> **TASK DETAILS**:
Please reproduce the rows between the line holding "list every element" and the line holding "signal-dot: [1056, 17, 1060, 20]", inclusive, swapping "yellow-bar" for "gold-bar" and leaving everything else unchanged.

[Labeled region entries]
---*---
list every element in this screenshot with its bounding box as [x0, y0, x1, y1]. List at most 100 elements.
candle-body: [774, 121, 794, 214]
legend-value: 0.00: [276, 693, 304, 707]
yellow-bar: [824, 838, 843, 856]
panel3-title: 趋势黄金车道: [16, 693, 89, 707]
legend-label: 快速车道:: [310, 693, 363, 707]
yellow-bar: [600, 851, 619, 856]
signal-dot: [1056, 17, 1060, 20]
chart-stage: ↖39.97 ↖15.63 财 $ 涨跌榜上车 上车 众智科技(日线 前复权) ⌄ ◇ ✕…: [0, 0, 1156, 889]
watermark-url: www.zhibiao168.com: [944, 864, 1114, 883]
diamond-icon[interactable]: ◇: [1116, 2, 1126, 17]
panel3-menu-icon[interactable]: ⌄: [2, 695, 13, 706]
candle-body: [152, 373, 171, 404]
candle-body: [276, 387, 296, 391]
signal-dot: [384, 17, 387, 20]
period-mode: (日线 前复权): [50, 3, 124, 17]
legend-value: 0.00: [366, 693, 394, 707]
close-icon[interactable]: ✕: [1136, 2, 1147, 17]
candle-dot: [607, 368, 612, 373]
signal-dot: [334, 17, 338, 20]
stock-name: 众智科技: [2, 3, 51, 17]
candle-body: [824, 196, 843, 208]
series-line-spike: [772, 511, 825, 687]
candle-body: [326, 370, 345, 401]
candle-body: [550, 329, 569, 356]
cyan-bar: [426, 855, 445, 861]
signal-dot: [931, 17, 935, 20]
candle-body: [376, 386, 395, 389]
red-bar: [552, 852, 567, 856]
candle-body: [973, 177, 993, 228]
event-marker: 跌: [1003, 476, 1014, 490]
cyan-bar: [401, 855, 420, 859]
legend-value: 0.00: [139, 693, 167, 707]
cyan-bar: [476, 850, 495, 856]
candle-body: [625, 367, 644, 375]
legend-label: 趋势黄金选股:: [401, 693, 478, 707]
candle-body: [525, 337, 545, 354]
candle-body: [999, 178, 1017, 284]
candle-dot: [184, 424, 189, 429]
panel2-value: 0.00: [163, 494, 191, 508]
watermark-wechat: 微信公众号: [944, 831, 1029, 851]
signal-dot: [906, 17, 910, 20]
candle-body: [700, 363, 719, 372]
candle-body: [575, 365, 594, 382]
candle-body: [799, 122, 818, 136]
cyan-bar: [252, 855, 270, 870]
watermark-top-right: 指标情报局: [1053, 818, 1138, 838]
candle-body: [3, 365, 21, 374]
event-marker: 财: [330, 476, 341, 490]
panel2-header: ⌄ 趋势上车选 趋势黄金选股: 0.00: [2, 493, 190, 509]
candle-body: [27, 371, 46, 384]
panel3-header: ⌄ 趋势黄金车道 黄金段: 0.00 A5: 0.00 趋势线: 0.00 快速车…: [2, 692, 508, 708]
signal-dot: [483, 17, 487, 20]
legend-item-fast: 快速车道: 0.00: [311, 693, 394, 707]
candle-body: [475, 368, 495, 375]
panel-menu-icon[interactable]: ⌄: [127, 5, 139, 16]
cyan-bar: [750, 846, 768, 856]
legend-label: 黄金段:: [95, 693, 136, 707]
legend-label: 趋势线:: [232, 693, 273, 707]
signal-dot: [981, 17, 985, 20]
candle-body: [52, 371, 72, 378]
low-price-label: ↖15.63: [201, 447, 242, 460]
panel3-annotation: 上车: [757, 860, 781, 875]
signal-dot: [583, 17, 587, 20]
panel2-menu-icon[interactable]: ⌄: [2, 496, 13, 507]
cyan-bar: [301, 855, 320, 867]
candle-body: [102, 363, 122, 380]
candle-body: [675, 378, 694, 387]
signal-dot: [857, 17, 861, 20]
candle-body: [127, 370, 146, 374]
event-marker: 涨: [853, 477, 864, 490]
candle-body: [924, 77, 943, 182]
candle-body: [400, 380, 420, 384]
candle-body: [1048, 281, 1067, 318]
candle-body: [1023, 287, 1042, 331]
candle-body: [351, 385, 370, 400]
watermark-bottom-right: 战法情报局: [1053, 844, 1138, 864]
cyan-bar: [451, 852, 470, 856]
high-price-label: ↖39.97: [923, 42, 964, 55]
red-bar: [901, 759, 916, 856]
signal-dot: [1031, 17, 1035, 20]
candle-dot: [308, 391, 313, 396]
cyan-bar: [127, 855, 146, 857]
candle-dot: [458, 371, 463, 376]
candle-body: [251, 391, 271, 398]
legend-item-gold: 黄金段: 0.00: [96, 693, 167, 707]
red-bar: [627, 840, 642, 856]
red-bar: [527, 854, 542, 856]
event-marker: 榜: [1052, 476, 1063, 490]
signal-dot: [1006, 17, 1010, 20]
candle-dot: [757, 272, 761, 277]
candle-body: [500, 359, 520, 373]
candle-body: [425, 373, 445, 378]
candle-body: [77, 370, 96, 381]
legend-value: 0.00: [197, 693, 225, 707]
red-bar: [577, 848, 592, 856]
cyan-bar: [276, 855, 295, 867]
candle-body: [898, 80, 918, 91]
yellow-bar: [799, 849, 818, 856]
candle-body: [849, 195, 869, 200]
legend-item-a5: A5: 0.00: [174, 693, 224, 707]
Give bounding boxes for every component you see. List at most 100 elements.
---*---
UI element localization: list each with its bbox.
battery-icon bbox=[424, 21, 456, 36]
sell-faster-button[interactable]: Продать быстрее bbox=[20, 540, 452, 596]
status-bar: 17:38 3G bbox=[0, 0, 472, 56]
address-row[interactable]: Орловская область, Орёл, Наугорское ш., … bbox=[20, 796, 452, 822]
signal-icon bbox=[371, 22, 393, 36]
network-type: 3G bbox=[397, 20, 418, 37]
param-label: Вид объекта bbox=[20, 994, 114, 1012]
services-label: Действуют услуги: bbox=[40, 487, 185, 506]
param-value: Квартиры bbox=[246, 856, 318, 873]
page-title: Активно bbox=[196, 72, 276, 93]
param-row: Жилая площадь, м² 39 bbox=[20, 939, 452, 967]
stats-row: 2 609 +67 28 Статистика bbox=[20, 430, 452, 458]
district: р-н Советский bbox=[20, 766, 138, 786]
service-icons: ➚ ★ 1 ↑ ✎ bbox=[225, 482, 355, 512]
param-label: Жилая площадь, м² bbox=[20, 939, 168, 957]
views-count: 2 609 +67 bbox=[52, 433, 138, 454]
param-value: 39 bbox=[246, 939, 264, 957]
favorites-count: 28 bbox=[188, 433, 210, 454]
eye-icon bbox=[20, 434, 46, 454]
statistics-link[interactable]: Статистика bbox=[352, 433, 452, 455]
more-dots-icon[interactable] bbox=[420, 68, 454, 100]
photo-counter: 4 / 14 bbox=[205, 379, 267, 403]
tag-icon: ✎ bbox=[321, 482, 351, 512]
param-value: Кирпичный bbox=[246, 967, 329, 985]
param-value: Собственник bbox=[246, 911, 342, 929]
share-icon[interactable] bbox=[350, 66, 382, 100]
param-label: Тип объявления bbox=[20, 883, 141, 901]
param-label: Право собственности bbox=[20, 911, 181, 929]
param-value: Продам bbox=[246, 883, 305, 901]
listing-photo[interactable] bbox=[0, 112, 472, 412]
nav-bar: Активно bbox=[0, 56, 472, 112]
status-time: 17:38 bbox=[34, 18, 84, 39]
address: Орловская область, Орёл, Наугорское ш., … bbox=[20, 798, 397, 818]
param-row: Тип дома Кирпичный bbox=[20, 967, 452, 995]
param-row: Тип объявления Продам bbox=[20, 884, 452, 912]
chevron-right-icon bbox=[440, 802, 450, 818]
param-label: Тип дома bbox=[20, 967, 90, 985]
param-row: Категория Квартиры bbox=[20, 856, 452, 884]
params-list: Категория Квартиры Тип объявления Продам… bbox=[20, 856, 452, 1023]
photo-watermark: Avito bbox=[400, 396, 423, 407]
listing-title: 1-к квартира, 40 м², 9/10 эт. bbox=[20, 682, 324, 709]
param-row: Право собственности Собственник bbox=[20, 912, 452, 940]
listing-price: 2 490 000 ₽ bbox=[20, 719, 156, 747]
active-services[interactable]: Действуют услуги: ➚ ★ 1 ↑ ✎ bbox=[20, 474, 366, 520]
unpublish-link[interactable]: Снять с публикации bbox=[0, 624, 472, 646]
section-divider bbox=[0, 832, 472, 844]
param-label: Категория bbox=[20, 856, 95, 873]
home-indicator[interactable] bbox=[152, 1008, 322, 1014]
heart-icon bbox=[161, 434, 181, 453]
---*---
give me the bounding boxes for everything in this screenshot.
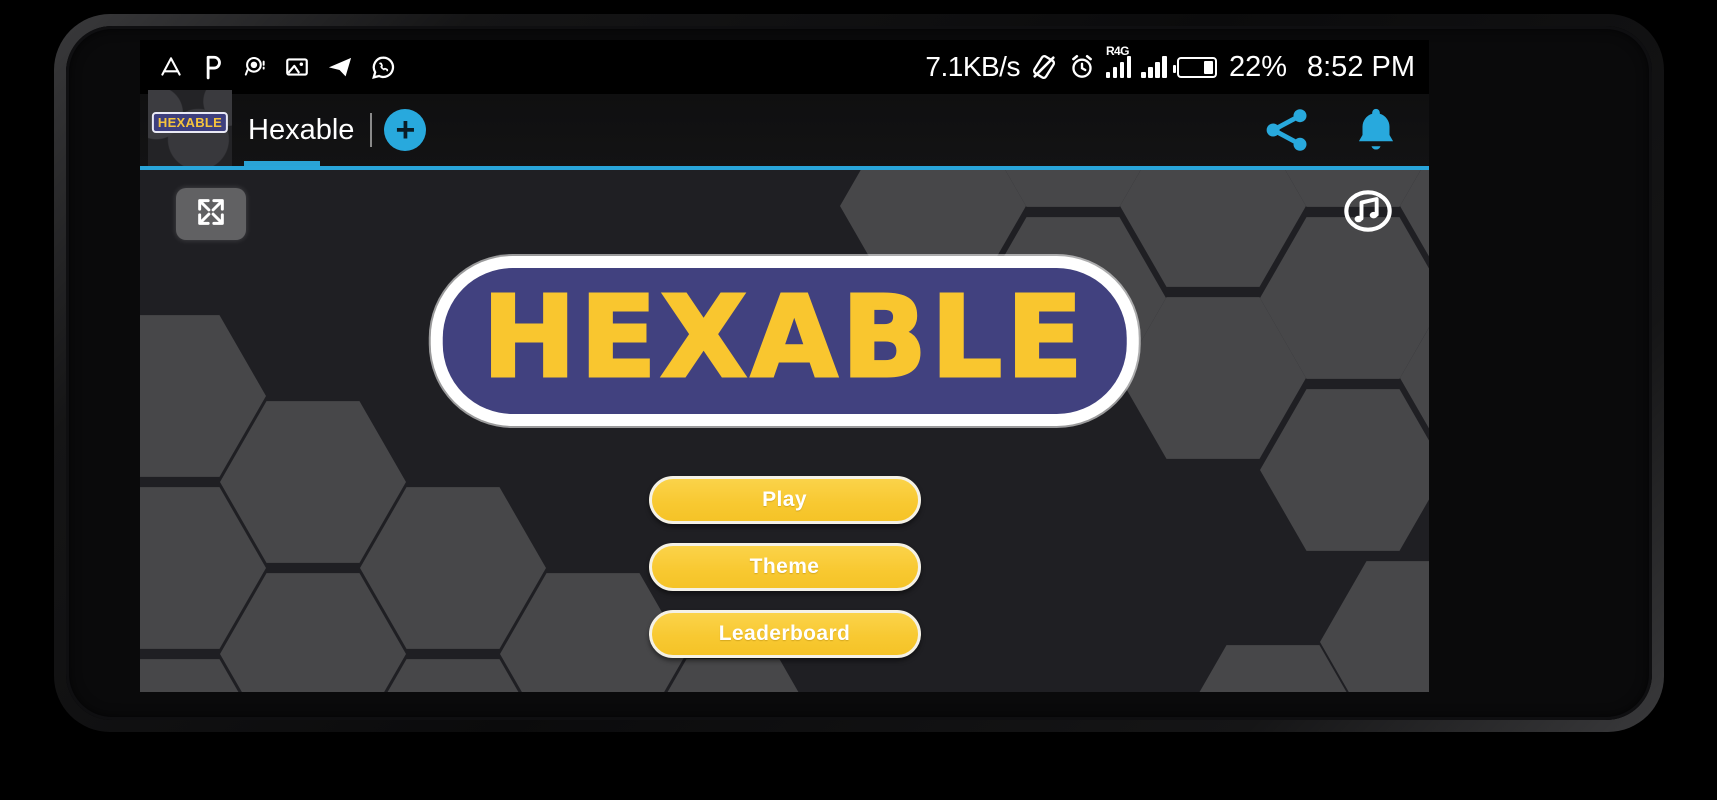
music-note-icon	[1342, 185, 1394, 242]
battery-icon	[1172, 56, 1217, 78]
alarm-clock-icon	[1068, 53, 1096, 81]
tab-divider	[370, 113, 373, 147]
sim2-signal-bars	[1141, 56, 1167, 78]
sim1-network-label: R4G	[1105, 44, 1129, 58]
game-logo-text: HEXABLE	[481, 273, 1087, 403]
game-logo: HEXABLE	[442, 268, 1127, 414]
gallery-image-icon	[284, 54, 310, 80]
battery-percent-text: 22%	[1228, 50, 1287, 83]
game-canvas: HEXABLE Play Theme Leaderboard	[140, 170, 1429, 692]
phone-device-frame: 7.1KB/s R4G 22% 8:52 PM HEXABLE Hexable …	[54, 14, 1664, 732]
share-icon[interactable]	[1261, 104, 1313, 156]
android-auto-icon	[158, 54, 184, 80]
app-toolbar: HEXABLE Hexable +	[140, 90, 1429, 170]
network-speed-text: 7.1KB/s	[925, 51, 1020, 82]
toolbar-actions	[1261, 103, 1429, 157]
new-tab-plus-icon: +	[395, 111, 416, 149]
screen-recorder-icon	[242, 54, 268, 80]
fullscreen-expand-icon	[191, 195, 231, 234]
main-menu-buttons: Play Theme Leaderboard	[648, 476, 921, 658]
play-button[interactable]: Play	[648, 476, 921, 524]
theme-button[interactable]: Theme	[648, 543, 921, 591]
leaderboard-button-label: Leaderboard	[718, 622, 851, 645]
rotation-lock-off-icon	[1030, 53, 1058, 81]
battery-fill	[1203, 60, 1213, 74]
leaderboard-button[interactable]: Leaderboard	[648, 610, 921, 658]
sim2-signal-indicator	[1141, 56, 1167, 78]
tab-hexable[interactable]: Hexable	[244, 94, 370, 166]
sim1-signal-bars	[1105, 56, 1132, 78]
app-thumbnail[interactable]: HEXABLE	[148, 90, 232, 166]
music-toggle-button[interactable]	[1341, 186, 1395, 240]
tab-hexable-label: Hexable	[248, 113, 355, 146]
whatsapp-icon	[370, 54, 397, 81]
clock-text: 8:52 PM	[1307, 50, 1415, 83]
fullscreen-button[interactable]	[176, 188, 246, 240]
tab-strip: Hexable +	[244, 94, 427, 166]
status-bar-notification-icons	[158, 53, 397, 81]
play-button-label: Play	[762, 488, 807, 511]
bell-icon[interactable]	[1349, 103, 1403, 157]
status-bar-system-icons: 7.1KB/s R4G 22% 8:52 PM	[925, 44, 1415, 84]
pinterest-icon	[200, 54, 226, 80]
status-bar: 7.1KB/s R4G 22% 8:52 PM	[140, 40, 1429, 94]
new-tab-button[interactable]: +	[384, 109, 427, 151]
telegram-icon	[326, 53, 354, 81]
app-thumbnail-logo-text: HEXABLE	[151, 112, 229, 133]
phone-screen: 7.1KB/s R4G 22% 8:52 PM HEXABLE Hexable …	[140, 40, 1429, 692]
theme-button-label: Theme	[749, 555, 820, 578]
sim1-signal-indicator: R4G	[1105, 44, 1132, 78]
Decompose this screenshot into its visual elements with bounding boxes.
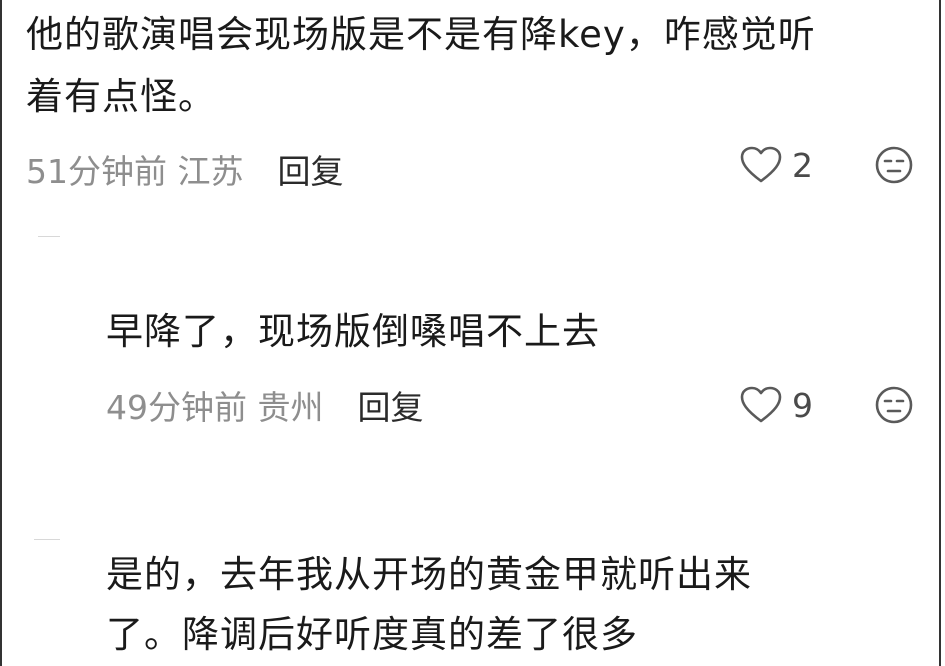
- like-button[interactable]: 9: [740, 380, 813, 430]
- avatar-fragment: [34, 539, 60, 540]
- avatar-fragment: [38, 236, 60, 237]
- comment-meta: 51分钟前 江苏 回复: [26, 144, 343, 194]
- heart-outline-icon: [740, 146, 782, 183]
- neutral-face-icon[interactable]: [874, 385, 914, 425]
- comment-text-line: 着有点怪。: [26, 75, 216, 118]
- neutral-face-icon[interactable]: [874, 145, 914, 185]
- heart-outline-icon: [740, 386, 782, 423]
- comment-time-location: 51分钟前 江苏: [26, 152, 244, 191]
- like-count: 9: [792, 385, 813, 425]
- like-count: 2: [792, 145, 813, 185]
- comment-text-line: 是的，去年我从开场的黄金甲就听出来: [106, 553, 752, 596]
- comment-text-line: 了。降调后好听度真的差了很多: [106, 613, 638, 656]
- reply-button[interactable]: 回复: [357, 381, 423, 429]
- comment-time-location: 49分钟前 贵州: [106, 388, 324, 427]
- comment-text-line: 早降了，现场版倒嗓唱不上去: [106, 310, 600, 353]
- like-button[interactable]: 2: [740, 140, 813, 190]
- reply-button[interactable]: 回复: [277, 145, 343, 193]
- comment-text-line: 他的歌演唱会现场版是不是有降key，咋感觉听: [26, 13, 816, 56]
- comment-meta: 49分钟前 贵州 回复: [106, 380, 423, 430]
---*---
> **RESPONSE TO THE TASK**:
list every element in this screenshot with its bounding box as [x0, y0, x1, y1]. List at most 100 elements.
candle-body: [774, 121, 794, 214]
legend-value: 0.00: [276, 693, 304, 707]
gold-bar: [824, 838, 843, 856]
panel3-title: 趋势黄金车道: [16, 693, 89, 707]
legend-label: 快速车道:: [310, 693, 363, 707]
gold-bar: [600, 851, 619, 856]
signal-dot: [1056, 17, 1060, 20]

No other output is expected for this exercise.